> [PROBLEM DETAILS]: Provide the records once more, identical to the original.

(Collection entries)
════════════════

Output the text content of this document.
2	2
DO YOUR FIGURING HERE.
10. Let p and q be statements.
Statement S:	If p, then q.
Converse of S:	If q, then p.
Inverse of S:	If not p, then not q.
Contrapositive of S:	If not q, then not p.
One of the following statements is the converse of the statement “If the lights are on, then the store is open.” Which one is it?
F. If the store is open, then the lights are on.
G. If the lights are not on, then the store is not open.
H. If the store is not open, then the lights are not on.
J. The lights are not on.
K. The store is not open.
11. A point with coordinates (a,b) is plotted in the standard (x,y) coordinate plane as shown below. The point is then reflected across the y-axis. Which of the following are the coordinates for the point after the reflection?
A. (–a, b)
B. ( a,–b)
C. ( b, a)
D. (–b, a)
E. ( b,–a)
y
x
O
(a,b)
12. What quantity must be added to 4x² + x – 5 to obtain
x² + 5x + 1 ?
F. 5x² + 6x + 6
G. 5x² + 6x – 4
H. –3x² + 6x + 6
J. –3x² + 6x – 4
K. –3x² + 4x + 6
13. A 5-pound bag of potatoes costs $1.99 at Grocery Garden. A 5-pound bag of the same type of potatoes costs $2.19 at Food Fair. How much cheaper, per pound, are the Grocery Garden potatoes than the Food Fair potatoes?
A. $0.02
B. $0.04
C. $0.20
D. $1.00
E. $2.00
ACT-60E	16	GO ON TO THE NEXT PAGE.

════════════════

> [RESPONSE TO THE TASK]:
Output the text content of this document.
2	2
DO YOUR FIGURING HERE.
10. Let p and q be statements.
Statement S:	If p, then q.
Converse of S:	If q, then p.
Inverse of S:	If not p, then not q.
Contrapositive of S:	If not q, then not p.
One of the following statements is the converse of the statement “If the lights are on, then the store is open.” Which one is it?
F. If the store is open, then the lights are on.
G. If the lights are not on, then the store is not open.
H. If the store is not open, then the lights are not on.
J. The lights are not on.
K. The store is not open.
11. A point with coordinates (a,b) is plotted in the standard (x,y) coordinate plane as shown below. The point is then reflected across the y-axis. Which of the following are the coordinates for the point after the reflection?
A. (–a, b)
B. ( a,–b)
C. ( b, a)
D. (–b, a)
E. ( b,–a)
y
x
O
(a,b)
12. What quantity must be added to 4x² + x – 5 to obtain
x² + 5x + 1 ?
F. 5x² + 6x + 6
G. 5x² + 6x – 4
H. –3x² + 6x + 6
J. –3x² + 6x – 4
K. –3x² + 4x + 6
13. A 5-pound bag of potatoes costs $1.99 at Grocery Garden. A 5-pound bag of the same type of potatoes costs $2.19 at Food Fair. How much cheaper, per pound, are the Grocery Garden potatoes than the Food Fair potatoes?
A. $0.02
B. $0.04
C. $0.20
D. $1.00
E. $2.00
ACT-60E	16	GO ON TO THE NEXT PAGE.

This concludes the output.